Information provided:
* * * *
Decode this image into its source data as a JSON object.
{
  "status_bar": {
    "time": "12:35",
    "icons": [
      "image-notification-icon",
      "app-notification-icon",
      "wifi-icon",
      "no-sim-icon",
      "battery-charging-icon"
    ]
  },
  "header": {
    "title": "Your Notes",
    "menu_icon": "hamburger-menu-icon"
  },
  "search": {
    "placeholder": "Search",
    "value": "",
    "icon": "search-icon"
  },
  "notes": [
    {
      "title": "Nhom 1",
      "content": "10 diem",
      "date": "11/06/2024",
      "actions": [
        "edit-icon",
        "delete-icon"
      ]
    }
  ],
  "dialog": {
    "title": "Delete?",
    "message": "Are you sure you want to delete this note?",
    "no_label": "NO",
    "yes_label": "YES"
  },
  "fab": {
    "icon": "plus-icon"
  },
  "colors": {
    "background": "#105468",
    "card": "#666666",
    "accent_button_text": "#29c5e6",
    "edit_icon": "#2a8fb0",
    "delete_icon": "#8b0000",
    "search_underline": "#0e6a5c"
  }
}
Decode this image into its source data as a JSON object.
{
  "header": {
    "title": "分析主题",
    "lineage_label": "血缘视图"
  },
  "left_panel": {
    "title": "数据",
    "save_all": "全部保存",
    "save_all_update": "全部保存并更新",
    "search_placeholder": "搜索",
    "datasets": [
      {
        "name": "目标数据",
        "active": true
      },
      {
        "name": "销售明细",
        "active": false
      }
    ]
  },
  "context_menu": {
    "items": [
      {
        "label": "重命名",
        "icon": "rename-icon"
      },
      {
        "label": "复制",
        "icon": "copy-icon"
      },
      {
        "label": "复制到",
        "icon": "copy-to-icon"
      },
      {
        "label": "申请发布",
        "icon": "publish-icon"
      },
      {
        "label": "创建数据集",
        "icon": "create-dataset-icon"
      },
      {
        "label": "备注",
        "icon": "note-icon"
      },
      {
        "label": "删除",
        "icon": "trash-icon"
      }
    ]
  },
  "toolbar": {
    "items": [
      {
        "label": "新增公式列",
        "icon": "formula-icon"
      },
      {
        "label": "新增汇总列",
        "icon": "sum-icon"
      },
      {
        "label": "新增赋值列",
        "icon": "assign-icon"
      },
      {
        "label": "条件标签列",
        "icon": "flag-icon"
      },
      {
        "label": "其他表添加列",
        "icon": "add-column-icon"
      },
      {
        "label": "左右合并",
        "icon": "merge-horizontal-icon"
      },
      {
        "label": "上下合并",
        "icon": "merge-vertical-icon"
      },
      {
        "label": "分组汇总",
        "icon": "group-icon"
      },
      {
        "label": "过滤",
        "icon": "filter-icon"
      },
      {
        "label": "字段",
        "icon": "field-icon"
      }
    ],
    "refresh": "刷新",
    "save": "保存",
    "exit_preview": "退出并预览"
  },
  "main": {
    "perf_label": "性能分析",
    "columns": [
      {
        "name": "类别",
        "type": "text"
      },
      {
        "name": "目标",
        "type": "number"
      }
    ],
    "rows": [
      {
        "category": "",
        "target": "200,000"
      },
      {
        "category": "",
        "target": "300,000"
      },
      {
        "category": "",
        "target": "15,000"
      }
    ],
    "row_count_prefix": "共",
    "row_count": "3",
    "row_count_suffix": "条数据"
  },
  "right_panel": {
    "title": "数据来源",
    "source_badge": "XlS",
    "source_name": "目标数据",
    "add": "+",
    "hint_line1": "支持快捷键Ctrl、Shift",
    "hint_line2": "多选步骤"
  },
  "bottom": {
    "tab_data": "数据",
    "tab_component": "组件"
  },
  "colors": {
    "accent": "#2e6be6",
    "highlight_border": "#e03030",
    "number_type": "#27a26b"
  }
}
* * * *
Task instructions:
Search the data above for the string "target" and copy each line that has it.

Written solution:
        "target": "200,000"
        "target": "300,000"
        "target": "15,000"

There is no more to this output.